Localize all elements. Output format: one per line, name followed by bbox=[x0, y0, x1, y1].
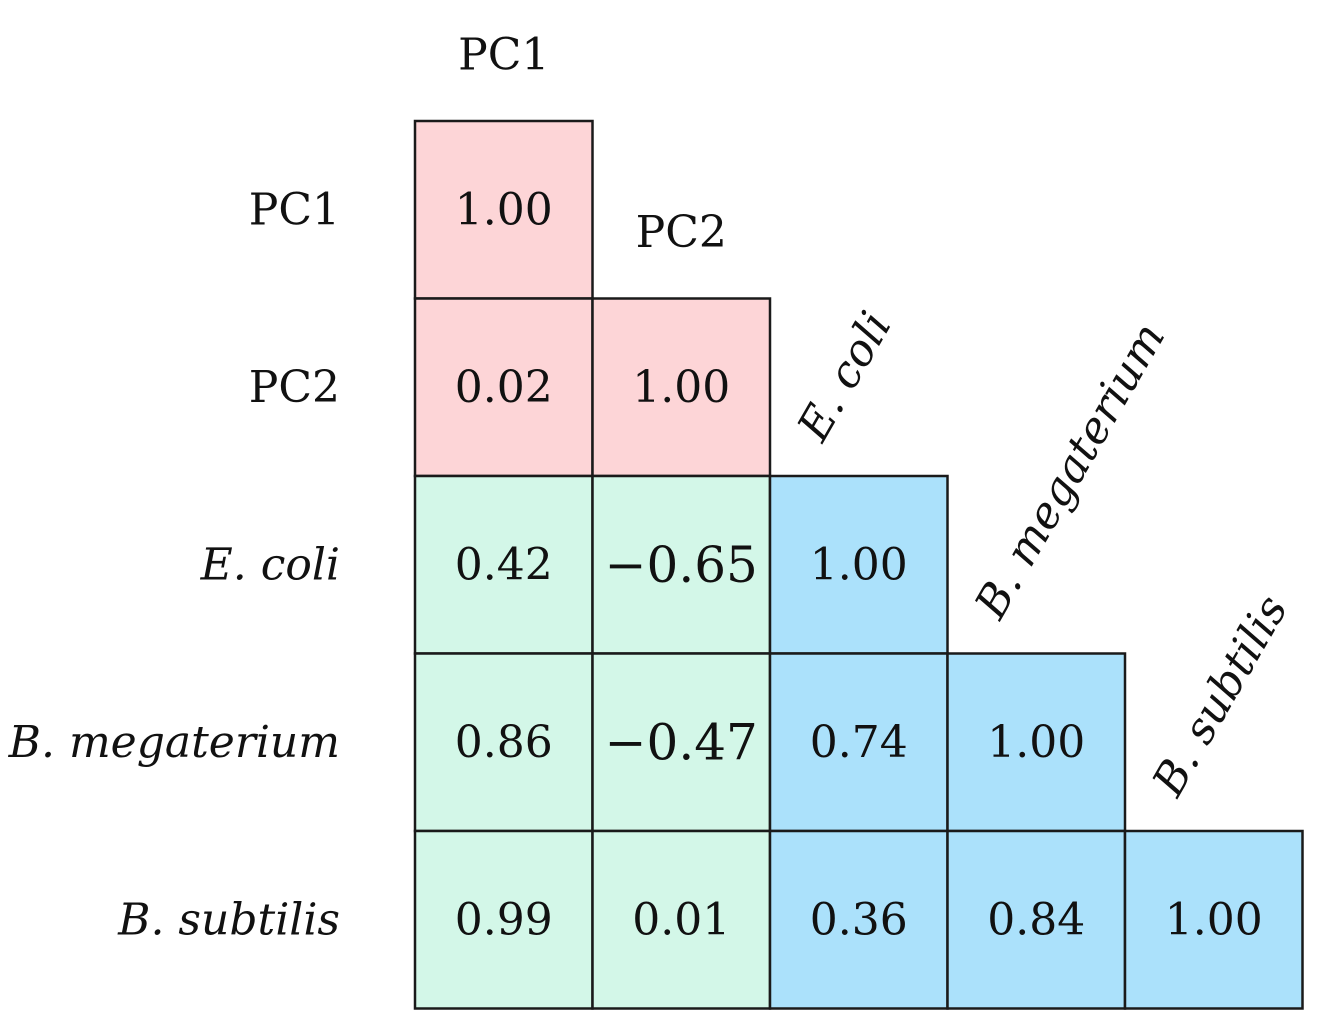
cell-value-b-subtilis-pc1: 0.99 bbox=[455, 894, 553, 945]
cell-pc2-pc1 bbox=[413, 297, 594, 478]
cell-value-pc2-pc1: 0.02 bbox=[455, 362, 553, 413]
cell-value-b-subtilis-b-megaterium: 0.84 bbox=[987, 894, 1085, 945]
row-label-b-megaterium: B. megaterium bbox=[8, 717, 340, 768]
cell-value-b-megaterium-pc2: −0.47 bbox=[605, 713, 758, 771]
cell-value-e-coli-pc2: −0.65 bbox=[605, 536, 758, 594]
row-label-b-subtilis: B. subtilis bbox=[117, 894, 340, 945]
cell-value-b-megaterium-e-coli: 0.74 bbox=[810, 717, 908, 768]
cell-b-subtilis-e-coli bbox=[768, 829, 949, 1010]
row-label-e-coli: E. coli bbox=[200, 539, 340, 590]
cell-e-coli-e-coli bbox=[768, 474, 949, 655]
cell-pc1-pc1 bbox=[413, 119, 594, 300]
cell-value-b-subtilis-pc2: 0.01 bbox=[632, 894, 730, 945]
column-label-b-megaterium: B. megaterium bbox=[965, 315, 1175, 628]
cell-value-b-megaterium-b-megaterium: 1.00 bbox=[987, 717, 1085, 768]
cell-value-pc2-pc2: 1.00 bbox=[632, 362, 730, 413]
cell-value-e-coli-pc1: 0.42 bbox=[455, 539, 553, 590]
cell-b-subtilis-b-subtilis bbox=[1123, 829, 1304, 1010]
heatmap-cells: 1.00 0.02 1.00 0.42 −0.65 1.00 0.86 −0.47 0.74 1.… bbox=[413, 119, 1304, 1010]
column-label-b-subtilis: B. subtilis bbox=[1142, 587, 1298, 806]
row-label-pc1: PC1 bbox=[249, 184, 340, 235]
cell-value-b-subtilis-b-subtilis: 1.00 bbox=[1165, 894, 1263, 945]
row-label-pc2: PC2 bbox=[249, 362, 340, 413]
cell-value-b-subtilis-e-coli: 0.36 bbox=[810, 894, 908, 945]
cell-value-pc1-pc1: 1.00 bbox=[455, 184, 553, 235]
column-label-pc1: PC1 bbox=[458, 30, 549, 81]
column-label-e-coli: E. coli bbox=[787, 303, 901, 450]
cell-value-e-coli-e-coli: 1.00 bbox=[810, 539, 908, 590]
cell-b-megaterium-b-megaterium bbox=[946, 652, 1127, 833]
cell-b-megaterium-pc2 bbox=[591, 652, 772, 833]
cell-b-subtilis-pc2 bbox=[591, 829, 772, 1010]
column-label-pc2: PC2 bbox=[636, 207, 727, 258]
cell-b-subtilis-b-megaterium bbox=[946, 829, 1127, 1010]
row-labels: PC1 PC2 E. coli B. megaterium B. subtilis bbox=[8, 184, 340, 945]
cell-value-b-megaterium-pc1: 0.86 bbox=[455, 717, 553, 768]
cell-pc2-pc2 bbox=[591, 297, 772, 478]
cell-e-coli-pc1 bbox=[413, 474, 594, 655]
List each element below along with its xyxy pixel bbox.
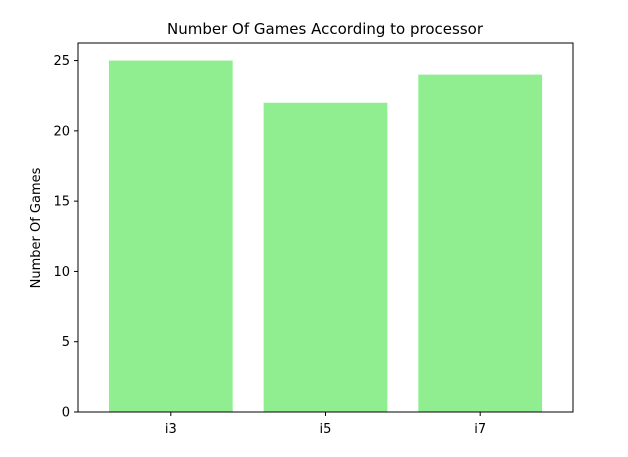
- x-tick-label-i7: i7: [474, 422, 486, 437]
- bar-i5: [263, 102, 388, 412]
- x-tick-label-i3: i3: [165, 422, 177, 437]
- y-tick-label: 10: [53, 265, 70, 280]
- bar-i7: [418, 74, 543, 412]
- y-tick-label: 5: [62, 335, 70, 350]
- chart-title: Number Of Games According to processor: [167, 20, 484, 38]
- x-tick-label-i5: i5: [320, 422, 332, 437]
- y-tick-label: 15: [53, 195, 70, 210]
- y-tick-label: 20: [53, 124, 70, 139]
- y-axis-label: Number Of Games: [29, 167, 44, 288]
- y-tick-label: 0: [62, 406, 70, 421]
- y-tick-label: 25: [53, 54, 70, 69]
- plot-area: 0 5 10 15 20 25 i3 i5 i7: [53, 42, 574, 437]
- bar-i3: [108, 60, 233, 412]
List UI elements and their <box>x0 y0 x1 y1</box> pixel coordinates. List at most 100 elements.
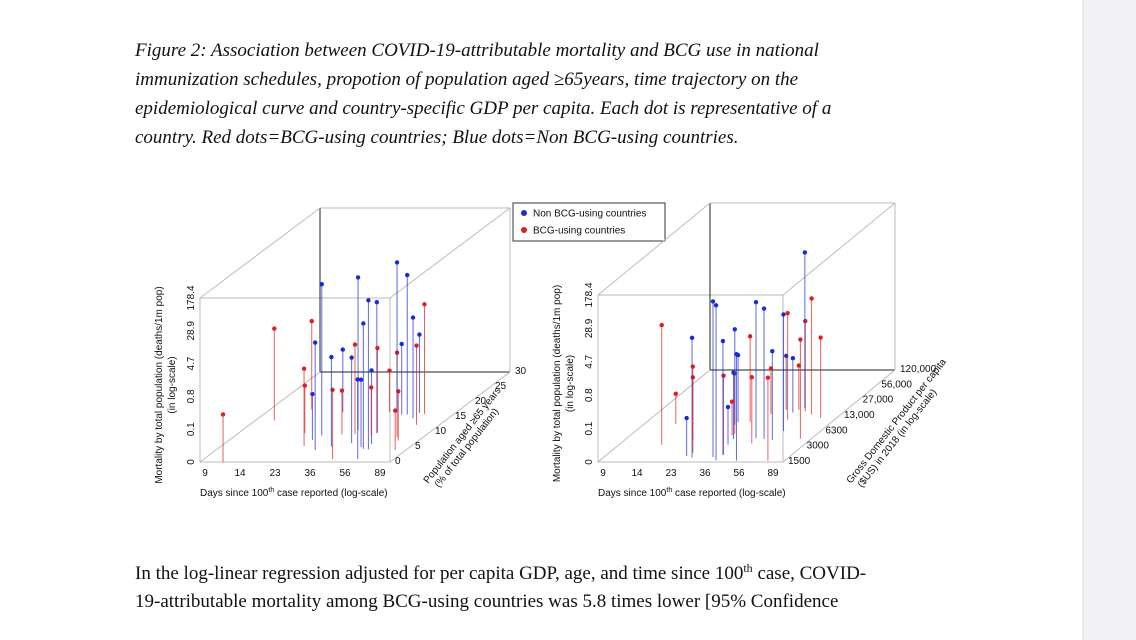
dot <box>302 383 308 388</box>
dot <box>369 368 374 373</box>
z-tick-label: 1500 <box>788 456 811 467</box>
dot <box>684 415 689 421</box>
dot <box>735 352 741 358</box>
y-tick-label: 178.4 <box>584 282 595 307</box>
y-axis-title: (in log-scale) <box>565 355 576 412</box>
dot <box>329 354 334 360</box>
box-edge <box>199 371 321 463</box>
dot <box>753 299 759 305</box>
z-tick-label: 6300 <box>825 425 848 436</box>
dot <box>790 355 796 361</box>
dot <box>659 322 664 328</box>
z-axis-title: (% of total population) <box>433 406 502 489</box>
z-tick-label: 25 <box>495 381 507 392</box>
-*-
Exercise task: Copy all of the rows above verbatim, leaving out the pictures.

Response:
Localize all elements. Output format: one per line, name followed by bbox=[x0, y0, x1, y1].
cell-value-b-subtilis-pc1: 0.99 bbox=[455, 894, 553, 945]
cell-pc2-pc1 bbox=[413, 297, 594, 478]
cell-value-pc2-pc1: 0.02 bbox=[455, 362, 553, 413]
cell-value-b-subtilis-b-megaterium: 0.84 bbox=[987, 894, 1085, 945]
row-label-b-megaterium: B. megaterium bbox=[8, 717, 340, 768]
cell-value-b-megaterium-pc2: −0.47 bbox=[605, 713, 758, 771]
cell-value-e-coli-pc2: −0.65 bbox=[605, 536, 758, 594]
row-label-b-subtilis: B. subtilis bbox=[117, 894, 340, 945]
cell-value-b-megaterium-e-coli: 0.74 bbox=[810, 717, 908, 768]
cell-b-subtilis-e-coli bbox=[768, 829, 949, 1010]
row-label-e-coli: E. coli bbox=[200, 539, 340, 590]
cell-e-coli-e-coli bbox=[768, 474, 949, 655]
cell-pc1-pc1 bbox=[413, 119, 594, 300]
cell-value-b-subtilis-pc2: 0.01 bbox=[632, 894, 730, 945]
column-label-b-megaterium: B. megaterium bbox=[965, 315, 1175, 628]
cell-value-b-megaterium-b-megaterium: 1.00 bbox=[987, 717, 1085, 768]
cell-value-pc2-pc2: 1.00 bbox=[632, 362, 730, 413]
cell-value-e-coli-pc1: 0.42 bbox=[455, 539, 553, 590]
cell-b-subtilis-b-subtilis bbox=[1123, 829, 1304, 1010]
heatmap-cells: 1.00 0.02 1.00 0.42 −0.65 1.00 0.86 −0.47 0.74 1.… bbox=[413, 119, 1304, 1010]
column-label-b-subtilis: B. subtilis bbox=[1142, 587, 1298, 806]
row-label-pc1: PC1 bbox=[249, 184, 340, 235]
cell-value-b-subtilis-b-subtilis: 1.00 bbox=[1165, 894, 1263, 945]
row-label-pc2: PC2 bbox=[249, 362, 340, 413]
cell-value-b-subtilis-e-coli: 0.36 bbox=[810, 894, 908, 945]
cell-value-pc1-pc1: 1.00 bbox=[455, 184, 553, 235]
column-label-pc1: PC1 bbox=[458, 30, 549, 81]
column-label-e-coli: E. coli bbox=[787, 303, 901, 450]
cell-value-e-coli-e-coli: 1.00 bbox=[810, 539, 908, 590]
cell-b-megaterium-b-megaterium bbox=[946, 652, 1127, 833]
cell-b-megaterium-pc2 bbox=[591, 652, 772, 833]
cell-b-subtilis-pc2 bbox=[591, 829, 772, 1010]
column-label-pc2: PC2 bbox=[636, 207, 727, 258]
cell-b-subtilis-b-megaterium bbox=[946, 829, 1127, 1010]
row-labels: PC1 PC2 E. coli B. megaterium B. subtilis bbox=[8, 184, 340, 945]
cell-value-b-megaterium-pc1: 0.86 bbox=[455, 717, 553, 768]
cell-pc2-pc2 bbox=[591, 297, 772, 478]
cell-e-coli-pc1 bbox=[413, 474, 594, 655]
List each element below along with its xyxy pixel bbox.
- x-tick-label-i7: i7: [474, 422, 486, 437]
- bar-i5: [263, 102, 388, 412]
- x-tick-label-i3: i3: [165, 422, 177, 437]
- y-tick-label: 10: [53, 265, 70, 280]
- bar-i7: [418, 74, 543, 412]
- y-tick-label: 5: [62, 335, 70, 350]
- chart-title: Number Of Games According to processor: [167, 20, 484, 38]
- x-tick-label-i5: i5: [320, 422, 332, 437]
- y-tick-label: 15: [53, 195, 70, 210]
- y-tick-label: 20: [53, 124, 70, 139]
- y-axis-label: Number Of Games: [29, 167, 44, 288]
- y-tick-label: 0: [62, 406, 70, 421]
- y-tick-label: 25: [53, 54, 70, 69]
- plot-area: 0 5 10 15 20 25 i3 i5 i7: [53, 42, 574, 437]
- bar-i3: [108, 60, 233, 412]
List UI elements and their <box>x0 y0 x1 y1</box> pixel coordinates. List at most 100 elements.
dot <box>302 383 308 388</box>
dot <box>369 368 374 373</box>
z-tick-label: 1500 <box>788 456 811 467</box>
dot <box>684 415 689 421</box>
dot <box>735 352 741 358</box>
y-tick-label: 178.4 <box>584 282 595 307</box>
y-axis-title: (in log-scale) <box>565 355 576 412</box>
dot <box>329 354 334 360</box>
box-edge <box>199 371 321 463</box>
dot <box>753 299 759 305</box>
z-tick-label: 6300 <box>825 425 848 436</box>
dot <box>790 355 796 361</box>
dot <box>659 322 664 328</box>
z-axis-title: (% of total population) <box>433 406 502 489</box>
z-tick-label: 25 <box>495 381 507 392</box>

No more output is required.